_Exercise brief_. Restate the post about software licenses from "I have a question" up to and including "use my library.", swapping "Mallory" for "Eve".

_Text excerpt_.
________________________

This post was originally posted on GitHub Community, but the site is moving to GitHub Discussions.
I have a question for the GitHub Community: Is there a license out there that reassures the world that a dev’s software (e.g. library) will not be used to cause collateral damage (e.g. black-hat hacking)? For (a hypothetical) example, a library developer - let’s call him Bob - is developing C++ source code that makes it easy for other developers to access files in an OOP style; he applies an open source license (MIT for example) for his library. Then a cyber attacker - let’s call her Mallory - gets a hold of Bob’s library, and she uses it in a malware that ends up infecting a critical network that stores confidential info, and deleting all of the files in every computer in that network. Bob sees this on the news (not knowing that it was Mallory who hacked the network), and he is starting to think:
I hope the hackers didn’t use my library.

________________________

_Entries provided_.

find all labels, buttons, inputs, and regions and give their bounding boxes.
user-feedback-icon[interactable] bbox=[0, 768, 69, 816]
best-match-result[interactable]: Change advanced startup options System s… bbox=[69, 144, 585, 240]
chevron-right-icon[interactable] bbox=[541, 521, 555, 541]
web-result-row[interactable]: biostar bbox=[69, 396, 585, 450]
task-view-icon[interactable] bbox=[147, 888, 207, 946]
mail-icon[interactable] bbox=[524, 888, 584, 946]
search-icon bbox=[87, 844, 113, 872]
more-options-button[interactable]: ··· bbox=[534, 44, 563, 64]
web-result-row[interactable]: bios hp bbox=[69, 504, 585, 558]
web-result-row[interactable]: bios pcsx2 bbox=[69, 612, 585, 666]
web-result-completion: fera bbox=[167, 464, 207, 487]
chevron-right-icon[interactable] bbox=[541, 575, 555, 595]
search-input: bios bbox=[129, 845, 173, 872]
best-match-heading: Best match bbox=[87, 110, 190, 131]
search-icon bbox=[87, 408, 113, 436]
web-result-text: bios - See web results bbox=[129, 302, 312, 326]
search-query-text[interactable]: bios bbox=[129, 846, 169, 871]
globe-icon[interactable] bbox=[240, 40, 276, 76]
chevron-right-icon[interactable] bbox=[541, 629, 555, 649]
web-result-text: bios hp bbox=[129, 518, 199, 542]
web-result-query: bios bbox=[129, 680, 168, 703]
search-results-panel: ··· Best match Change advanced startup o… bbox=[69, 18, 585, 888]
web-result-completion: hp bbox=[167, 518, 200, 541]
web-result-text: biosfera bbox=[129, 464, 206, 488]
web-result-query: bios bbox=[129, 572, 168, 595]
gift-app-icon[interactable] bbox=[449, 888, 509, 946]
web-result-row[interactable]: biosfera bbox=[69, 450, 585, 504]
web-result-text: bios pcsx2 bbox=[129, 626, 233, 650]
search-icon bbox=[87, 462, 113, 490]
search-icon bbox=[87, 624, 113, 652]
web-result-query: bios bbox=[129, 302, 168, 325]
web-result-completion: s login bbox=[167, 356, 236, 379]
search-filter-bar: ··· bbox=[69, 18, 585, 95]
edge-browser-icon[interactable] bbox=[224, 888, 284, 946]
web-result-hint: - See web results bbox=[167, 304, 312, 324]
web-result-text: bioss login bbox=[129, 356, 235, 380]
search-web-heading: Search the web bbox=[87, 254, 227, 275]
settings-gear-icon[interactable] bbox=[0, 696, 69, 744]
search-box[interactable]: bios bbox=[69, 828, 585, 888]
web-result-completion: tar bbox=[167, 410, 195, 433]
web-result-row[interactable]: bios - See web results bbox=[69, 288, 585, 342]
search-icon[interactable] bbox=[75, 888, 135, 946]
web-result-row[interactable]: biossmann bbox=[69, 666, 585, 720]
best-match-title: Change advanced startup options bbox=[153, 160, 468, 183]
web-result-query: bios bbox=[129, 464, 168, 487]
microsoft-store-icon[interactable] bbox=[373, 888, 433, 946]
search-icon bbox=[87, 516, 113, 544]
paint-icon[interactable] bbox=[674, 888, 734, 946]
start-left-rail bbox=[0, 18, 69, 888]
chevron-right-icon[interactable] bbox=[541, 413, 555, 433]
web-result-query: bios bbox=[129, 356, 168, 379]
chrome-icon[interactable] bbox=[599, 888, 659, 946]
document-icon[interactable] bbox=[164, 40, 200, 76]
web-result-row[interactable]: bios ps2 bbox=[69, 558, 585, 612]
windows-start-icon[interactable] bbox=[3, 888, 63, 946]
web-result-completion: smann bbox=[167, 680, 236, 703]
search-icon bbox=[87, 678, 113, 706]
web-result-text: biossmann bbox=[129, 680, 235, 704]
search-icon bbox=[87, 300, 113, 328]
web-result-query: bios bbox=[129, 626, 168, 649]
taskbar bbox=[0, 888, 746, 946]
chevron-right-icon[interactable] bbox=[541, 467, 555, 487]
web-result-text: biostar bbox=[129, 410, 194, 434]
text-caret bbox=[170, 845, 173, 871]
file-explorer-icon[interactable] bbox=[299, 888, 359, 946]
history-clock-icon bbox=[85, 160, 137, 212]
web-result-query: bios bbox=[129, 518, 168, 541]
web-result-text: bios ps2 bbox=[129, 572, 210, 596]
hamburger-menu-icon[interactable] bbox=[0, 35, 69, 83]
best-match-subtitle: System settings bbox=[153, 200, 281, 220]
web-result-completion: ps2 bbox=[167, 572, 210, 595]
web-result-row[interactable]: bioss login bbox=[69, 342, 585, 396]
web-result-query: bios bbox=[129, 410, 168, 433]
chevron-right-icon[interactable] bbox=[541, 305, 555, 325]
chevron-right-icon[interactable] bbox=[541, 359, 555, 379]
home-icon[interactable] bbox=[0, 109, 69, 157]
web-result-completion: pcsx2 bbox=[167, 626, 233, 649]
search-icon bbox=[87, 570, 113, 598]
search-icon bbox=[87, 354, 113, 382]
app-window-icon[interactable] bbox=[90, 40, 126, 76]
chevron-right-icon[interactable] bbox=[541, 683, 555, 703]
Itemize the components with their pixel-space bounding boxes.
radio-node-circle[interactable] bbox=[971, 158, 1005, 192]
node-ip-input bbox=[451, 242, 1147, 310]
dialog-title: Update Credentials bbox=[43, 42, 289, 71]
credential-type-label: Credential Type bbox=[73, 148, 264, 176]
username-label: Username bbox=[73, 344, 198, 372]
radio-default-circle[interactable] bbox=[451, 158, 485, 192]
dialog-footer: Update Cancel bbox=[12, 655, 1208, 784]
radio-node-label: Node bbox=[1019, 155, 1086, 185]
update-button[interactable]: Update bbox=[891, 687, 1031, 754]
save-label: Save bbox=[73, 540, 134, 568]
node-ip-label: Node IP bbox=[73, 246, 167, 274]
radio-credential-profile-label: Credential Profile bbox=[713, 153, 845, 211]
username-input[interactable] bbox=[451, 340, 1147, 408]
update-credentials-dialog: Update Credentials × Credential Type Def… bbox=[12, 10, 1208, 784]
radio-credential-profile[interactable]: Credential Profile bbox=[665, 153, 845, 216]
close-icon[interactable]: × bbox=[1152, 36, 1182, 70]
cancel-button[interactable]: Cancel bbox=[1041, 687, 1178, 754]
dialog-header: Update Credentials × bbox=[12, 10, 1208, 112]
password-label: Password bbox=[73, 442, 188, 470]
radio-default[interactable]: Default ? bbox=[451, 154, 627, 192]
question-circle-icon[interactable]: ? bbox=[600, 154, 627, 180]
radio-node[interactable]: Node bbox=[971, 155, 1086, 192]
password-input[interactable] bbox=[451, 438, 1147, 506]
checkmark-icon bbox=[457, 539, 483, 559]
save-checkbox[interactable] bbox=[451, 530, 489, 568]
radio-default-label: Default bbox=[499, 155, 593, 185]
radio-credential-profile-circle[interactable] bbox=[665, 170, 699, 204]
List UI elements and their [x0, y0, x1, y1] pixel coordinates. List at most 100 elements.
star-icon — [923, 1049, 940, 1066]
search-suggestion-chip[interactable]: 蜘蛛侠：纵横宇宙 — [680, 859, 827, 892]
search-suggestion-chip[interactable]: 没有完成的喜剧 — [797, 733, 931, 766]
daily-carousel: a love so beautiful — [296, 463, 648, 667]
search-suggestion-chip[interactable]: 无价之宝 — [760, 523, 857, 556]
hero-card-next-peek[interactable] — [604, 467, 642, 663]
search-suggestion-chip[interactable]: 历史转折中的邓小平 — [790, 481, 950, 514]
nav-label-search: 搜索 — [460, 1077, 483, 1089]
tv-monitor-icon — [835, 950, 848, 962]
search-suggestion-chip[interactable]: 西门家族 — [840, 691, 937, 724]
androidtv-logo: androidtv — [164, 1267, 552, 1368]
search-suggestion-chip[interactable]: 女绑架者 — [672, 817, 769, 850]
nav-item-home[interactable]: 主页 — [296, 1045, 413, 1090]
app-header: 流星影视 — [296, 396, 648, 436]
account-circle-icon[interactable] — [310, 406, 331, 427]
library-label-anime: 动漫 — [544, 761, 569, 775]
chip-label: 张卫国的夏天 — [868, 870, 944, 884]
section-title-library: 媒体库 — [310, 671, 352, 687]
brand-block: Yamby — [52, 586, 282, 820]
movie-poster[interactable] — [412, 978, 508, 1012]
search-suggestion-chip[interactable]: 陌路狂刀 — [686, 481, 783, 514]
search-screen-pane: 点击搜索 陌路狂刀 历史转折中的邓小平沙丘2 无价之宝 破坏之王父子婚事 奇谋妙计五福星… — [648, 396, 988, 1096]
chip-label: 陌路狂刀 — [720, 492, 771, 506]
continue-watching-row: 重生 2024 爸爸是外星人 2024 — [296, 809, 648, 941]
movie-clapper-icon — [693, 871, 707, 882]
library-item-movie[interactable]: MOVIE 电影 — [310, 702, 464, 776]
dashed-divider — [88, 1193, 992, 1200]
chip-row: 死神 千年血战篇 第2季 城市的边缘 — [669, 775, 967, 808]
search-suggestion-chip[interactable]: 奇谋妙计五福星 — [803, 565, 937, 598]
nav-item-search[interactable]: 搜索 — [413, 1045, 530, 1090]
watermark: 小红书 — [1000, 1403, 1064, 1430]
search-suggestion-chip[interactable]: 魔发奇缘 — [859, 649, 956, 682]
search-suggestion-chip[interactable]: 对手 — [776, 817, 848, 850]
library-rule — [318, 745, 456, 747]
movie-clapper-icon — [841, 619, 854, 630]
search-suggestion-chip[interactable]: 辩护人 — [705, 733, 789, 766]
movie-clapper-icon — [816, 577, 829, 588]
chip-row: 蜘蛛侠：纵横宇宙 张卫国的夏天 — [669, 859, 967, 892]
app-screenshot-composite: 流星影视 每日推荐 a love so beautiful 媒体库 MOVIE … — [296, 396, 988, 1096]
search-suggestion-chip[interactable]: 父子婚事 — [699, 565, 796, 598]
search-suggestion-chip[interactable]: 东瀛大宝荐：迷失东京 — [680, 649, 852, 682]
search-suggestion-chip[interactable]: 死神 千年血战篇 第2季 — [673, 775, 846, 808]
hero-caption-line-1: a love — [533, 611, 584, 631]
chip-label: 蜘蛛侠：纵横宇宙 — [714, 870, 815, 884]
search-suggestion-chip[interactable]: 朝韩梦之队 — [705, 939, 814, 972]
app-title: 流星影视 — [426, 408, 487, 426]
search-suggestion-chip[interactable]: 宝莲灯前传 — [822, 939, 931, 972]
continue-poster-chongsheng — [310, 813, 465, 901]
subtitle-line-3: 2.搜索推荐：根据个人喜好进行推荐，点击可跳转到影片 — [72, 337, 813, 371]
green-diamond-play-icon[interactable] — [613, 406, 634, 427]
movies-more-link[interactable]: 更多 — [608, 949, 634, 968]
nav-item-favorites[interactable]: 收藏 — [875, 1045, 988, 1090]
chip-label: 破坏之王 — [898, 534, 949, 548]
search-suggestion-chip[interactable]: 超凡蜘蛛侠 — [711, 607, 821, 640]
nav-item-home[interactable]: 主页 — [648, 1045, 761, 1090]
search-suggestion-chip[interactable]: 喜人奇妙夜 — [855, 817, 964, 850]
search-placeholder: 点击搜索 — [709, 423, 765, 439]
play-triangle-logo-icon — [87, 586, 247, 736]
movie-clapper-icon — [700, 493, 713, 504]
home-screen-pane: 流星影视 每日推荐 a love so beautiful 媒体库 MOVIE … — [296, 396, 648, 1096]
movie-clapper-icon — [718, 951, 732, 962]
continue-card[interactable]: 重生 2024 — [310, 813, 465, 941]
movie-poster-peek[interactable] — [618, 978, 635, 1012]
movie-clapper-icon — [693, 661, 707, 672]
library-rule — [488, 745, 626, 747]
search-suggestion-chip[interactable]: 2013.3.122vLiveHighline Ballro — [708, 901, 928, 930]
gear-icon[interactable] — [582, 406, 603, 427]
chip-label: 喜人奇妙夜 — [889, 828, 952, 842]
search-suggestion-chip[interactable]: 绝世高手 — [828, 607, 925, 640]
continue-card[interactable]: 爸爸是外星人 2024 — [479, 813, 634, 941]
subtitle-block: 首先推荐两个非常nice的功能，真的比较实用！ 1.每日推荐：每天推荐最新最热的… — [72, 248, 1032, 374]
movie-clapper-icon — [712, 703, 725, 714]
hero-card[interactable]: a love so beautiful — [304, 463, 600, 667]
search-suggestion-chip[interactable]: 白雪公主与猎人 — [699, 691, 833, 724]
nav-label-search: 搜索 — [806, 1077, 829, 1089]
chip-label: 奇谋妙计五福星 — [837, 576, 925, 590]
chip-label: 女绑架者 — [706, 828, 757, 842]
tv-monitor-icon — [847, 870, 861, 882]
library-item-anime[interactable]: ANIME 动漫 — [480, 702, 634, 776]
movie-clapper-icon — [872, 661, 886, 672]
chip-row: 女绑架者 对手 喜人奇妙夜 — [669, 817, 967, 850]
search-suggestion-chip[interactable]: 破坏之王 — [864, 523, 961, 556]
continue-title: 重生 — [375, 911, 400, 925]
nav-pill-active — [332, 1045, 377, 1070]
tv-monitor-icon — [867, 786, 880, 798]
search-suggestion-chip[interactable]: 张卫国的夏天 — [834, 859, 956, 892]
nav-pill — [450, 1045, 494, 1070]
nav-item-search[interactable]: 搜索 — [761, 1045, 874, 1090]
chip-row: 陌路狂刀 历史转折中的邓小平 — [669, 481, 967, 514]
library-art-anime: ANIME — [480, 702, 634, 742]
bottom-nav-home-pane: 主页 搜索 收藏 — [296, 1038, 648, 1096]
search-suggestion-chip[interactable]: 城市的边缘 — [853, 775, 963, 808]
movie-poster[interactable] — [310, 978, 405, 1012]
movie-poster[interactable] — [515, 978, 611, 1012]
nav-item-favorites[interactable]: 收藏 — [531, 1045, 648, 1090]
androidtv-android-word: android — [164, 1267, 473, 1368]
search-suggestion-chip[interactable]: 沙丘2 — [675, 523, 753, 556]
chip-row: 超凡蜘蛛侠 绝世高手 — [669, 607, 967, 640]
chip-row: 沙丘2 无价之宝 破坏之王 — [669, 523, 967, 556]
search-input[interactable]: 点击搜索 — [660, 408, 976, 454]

________________________

_Solution for this problem_.
I have a question for the GitHub Community: Is there a license out there that reassures the world that a dev’s software (e.g. library) will not be used to cause collateral damage (e.g. black-hat hacking)? For (a hypothetical) example, a library developer - let’s call him Bob - is developing C++ source code that makes it easy for other developers to access files in an OOP style; he applies an open source license (MIT for example) for his library. Then a cyber attacker - let’s call her Eve - gets a hold of Bob’s library, and she uses it in a malware that ends up infecting a critical network that stores confidential info, and deleting all of the files in every computer in that network. Bob sees this on the news (not knowing that it was Eve who hacked the network), and he is starting to think:
I hope the hackers didn’t use my library.